# Goal
Copy out every line that contains the word "will".

# Material shown
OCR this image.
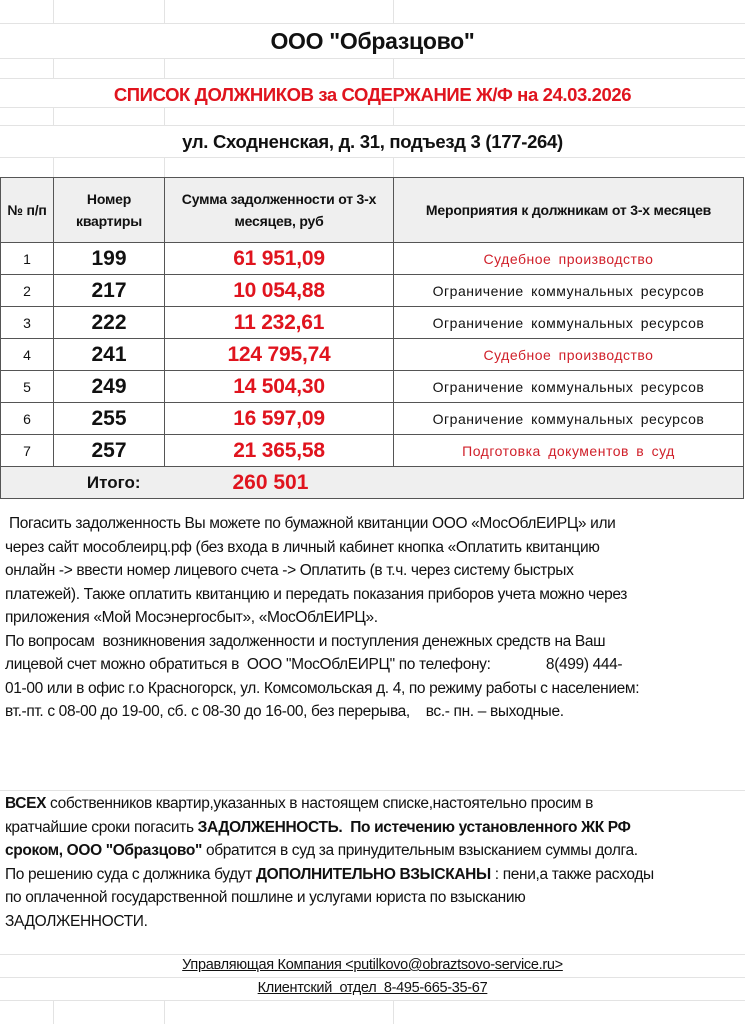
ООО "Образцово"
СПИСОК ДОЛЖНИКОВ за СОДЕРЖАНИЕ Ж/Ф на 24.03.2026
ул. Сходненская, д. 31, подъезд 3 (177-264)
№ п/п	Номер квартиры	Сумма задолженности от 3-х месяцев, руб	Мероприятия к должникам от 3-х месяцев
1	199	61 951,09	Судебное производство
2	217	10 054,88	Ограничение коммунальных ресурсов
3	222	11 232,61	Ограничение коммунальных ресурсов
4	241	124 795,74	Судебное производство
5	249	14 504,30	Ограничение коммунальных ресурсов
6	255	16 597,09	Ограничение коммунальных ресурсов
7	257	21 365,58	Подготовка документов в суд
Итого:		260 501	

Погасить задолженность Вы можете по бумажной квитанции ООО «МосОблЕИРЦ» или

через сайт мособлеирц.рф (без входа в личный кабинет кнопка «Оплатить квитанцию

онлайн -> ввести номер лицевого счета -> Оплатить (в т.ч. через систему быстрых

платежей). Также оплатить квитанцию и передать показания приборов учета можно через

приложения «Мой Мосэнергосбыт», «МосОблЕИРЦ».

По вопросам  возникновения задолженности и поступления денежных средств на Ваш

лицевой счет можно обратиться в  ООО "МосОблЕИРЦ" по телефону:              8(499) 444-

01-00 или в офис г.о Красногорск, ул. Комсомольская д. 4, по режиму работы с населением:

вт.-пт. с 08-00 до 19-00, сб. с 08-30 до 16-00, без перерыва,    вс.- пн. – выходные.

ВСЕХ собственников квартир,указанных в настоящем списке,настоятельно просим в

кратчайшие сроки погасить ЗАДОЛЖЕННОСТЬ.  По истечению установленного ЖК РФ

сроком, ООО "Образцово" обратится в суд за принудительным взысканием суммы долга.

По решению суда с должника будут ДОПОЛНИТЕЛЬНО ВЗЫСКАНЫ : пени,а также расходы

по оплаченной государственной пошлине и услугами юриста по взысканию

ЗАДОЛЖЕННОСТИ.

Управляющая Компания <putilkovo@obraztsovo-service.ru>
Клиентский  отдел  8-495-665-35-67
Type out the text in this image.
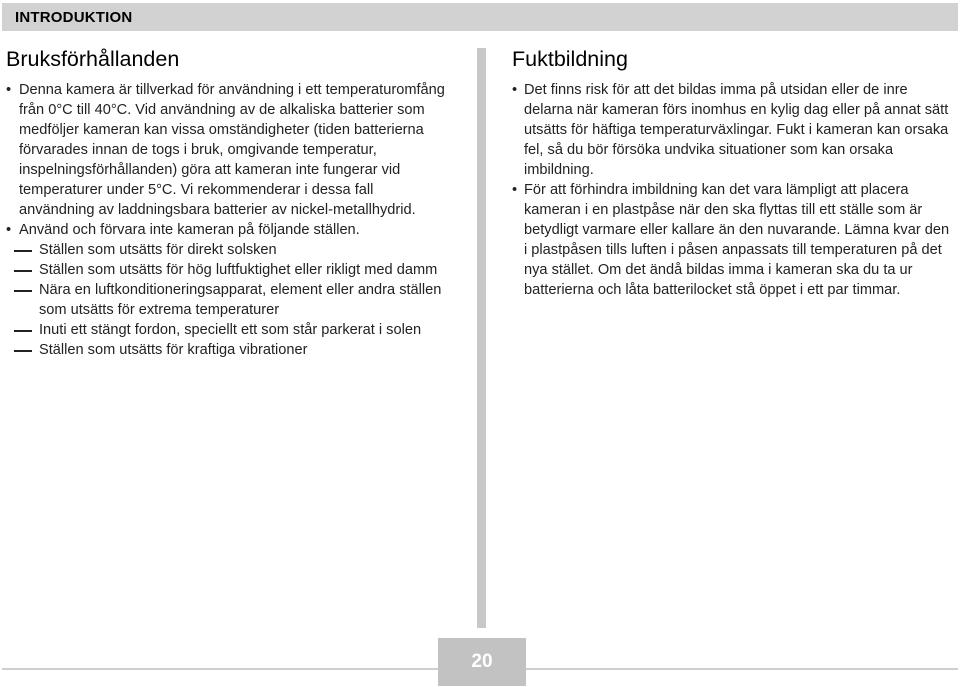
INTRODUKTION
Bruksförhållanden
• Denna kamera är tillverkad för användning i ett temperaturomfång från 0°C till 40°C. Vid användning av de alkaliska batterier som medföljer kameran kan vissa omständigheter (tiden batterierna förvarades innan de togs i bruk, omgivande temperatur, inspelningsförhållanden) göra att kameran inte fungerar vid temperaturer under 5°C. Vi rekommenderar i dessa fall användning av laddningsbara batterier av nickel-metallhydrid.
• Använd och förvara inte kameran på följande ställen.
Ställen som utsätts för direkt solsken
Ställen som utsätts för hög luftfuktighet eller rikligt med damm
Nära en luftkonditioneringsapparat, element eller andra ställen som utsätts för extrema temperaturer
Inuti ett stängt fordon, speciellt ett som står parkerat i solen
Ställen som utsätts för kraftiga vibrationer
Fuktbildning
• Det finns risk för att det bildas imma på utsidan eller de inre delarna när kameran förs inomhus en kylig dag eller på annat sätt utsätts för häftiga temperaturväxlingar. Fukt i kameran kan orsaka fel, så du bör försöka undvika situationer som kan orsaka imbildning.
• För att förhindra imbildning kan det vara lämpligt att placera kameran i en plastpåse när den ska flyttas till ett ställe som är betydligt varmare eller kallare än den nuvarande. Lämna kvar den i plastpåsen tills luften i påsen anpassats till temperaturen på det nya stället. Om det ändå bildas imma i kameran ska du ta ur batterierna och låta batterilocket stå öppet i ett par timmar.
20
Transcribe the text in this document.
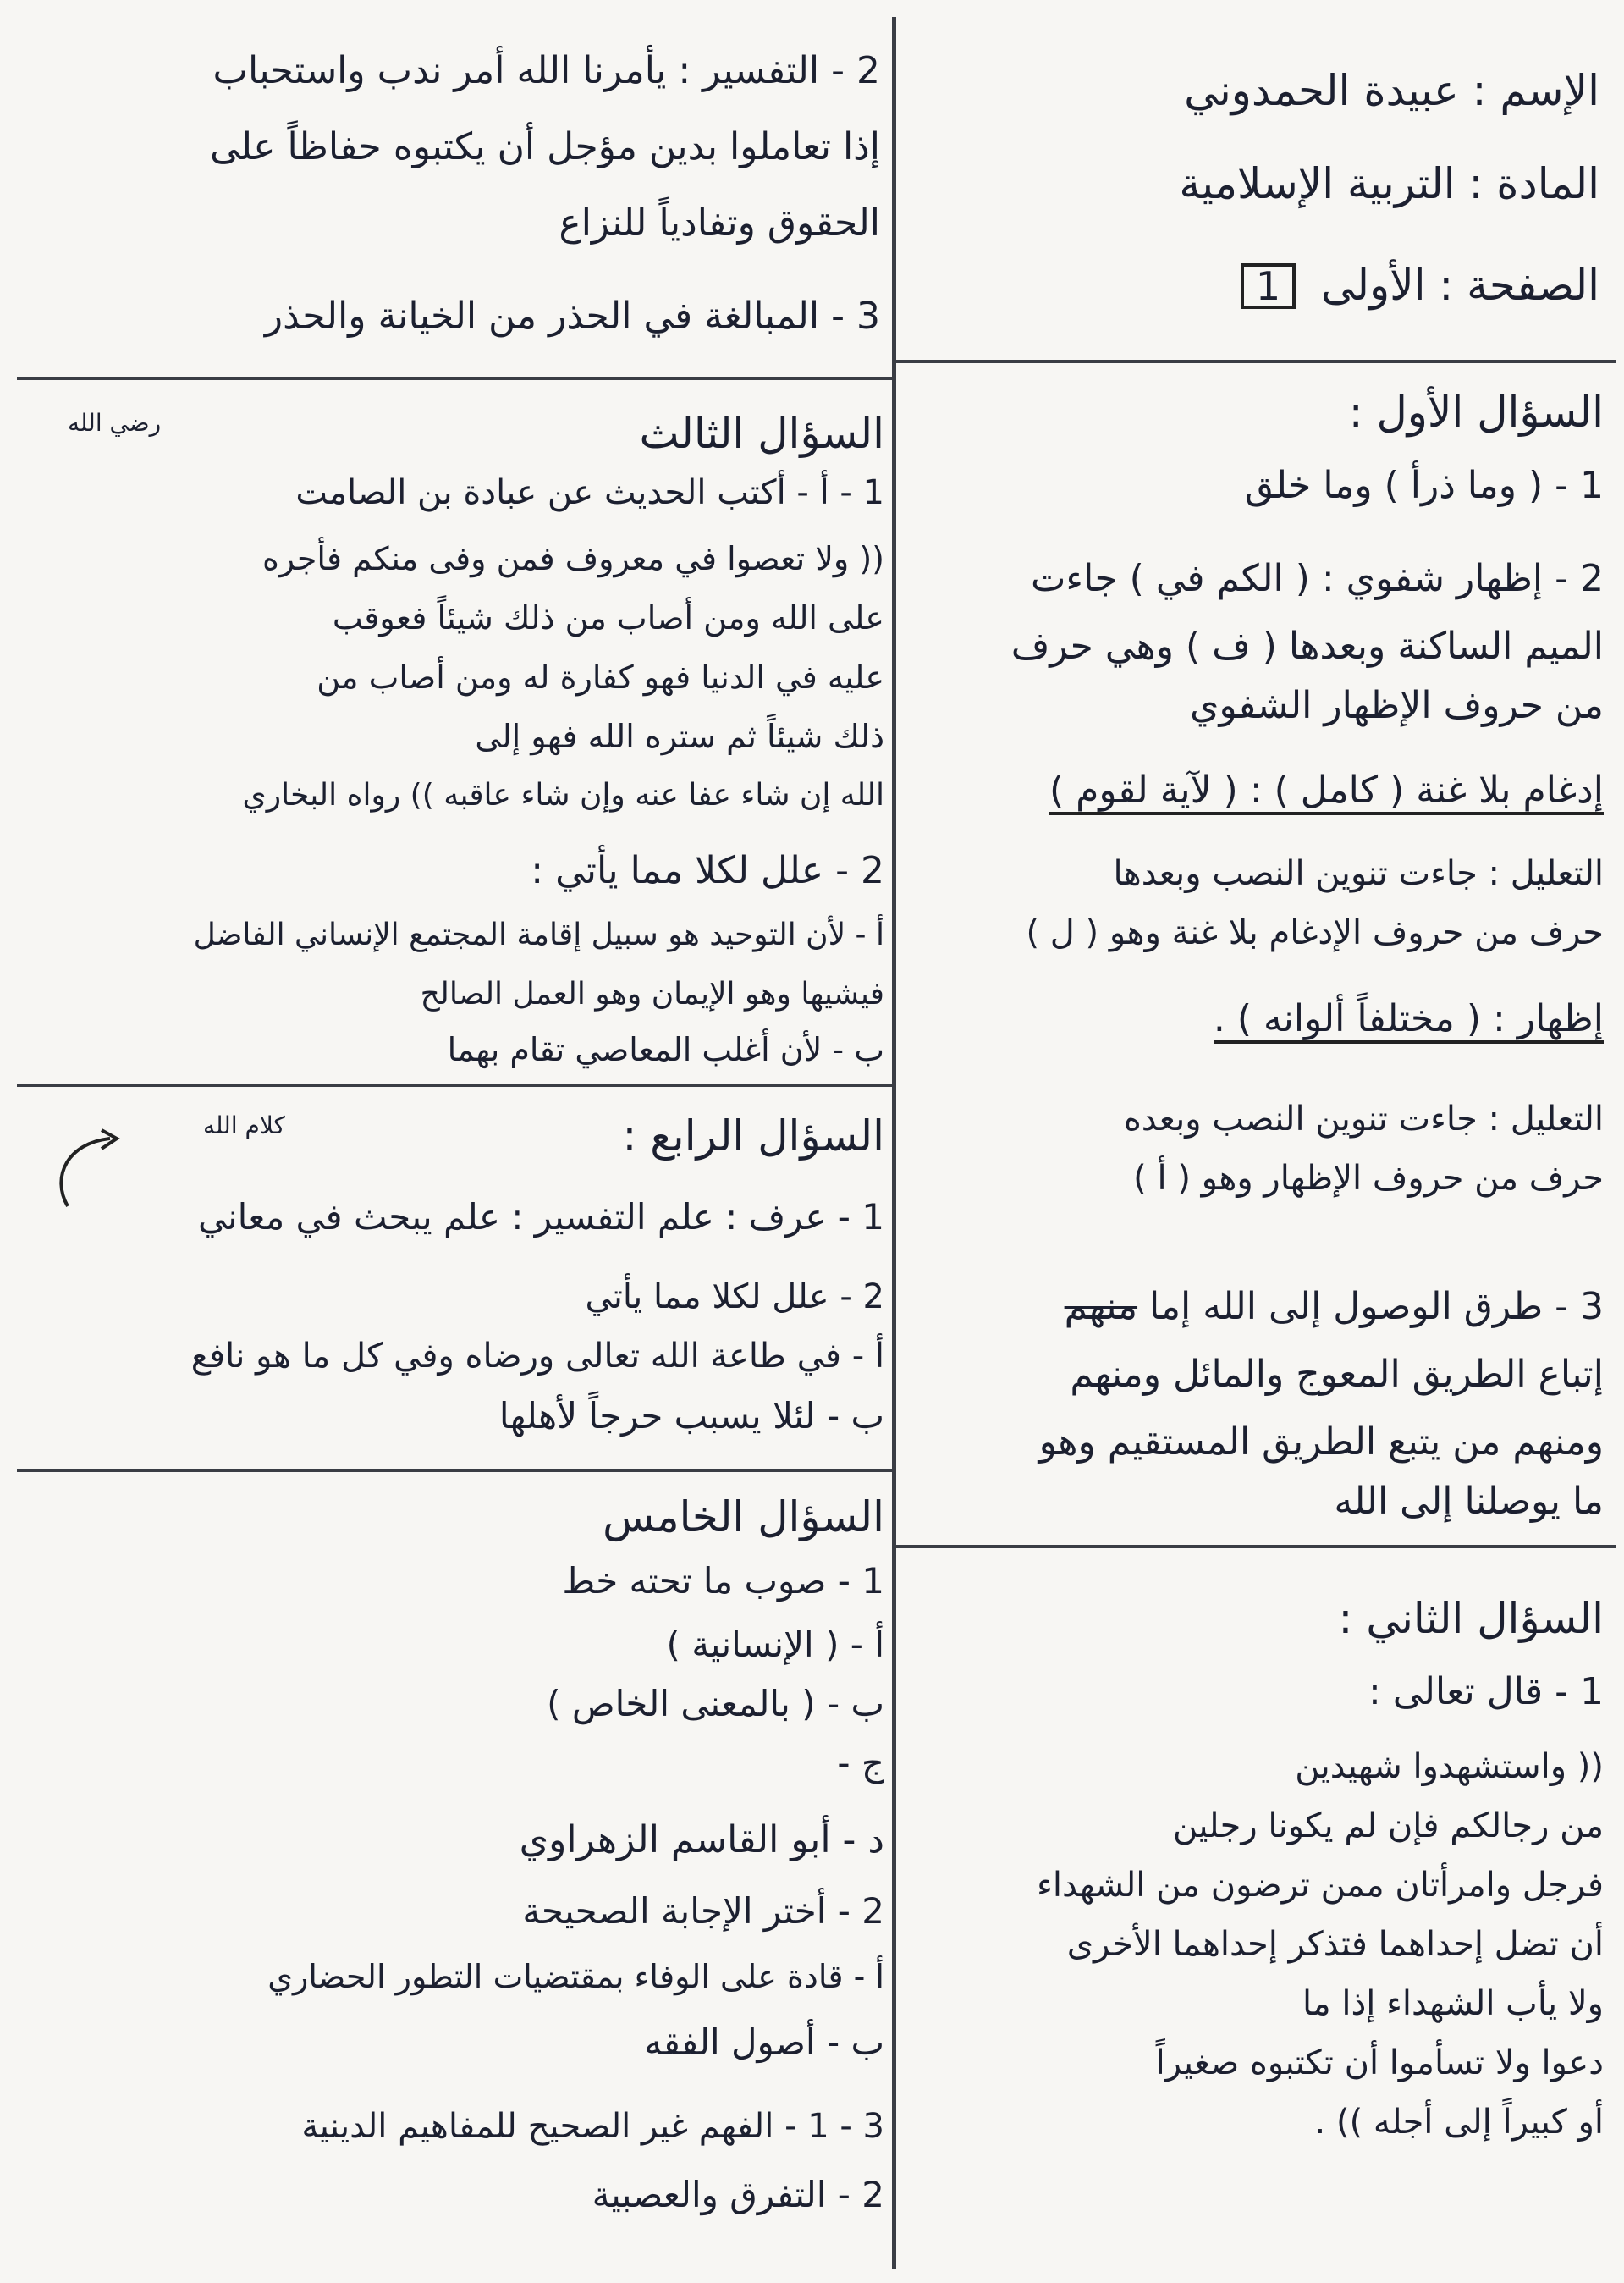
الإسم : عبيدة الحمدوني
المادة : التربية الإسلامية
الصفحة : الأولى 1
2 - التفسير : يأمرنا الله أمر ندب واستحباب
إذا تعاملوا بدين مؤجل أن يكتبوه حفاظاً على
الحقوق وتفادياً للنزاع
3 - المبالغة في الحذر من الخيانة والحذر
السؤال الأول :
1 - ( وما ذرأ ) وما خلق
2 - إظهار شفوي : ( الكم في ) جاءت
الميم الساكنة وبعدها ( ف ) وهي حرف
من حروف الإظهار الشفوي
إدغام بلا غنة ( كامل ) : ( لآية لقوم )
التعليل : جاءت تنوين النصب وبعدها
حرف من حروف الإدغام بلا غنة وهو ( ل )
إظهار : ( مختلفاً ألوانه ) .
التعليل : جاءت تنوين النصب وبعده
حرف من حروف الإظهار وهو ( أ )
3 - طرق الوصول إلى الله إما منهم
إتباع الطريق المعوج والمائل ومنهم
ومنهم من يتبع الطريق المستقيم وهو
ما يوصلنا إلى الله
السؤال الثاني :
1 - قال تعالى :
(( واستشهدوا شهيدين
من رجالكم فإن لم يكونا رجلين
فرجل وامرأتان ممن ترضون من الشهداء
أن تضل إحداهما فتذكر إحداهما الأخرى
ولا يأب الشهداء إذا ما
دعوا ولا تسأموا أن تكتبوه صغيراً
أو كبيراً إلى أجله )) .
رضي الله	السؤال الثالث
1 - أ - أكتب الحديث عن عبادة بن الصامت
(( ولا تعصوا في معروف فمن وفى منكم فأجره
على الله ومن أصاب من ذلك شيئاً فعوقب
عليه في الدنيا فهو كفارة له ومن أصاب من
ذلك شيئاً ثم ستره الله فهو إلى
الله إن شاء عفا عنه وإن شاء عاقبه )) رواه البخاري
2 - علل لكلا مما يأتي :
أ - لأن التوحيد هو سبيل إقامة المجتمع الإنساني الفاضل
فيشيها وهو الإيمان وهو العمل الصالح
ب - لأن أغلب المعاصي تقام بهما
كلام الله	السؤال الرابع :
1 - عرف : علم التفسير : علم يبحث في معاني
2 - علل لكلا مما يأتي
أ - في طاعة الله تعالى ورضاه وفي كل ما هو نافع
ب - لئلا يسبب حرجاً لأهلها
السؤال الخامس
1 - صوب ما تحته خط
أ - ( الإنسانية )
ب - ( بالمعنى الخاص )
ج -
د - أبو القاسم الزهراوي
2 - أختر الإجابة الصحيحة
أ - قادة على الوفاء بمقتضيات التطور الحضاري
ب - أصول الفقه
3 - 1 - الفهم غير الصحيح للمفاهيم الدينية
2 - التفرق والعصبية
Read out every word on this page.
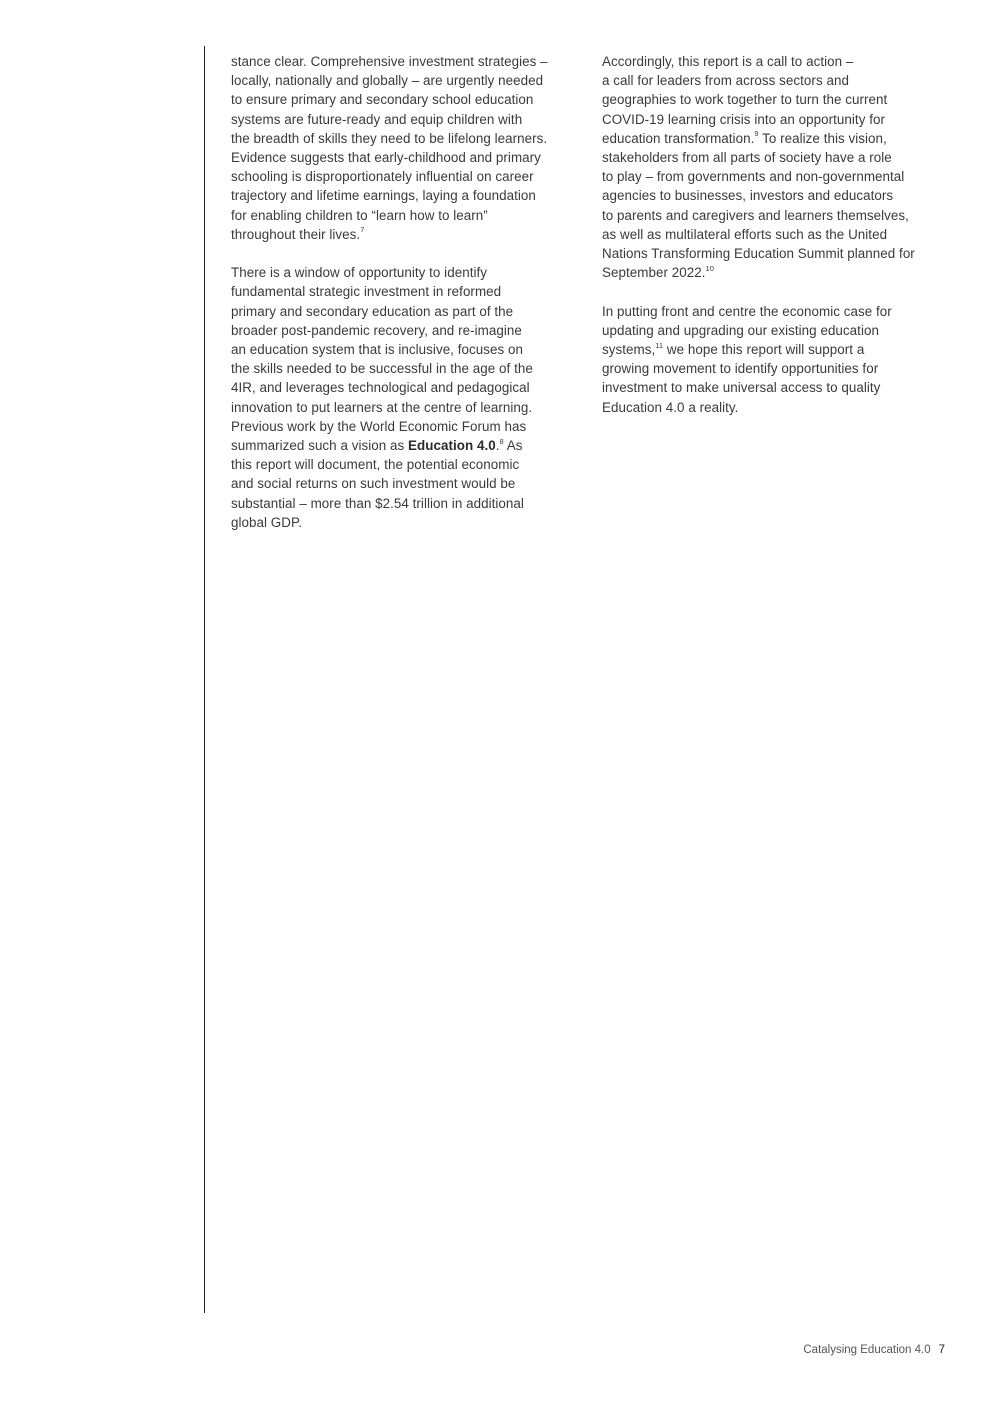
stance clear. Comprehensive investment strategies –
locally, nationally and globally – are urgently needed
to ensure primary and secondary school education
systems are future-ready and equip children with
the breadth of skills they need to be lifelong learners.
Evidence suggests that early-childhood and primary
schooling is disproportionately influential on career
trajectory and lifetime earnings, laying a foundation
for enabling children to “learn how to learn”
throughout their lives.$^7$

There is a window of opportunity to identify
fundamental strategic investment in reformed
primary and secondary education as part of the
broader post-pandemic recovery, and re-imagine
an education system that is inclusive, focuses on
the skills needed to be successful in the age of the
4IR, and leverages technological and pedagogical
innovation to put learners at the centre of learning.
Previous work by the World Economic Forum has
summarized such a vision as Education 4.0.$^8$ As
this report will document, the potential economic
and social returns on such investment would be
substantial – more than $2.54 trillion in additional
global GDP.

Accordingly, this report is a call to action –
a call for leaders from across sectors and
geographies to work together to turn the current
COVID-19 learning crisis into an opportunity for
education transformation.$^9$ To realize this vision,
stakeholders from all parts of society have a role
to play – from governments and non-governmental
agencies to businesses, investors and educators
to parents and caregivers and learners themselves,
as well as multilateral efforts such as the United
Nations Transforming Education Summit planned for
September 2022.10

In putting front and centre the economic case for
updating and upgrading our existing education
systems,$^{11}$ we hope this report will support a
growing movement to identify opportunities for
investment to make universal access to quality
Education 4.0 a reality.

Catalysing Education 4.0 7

# Task result
this report will document, the potential economic
systems,$^{11}$ we hope this report will support a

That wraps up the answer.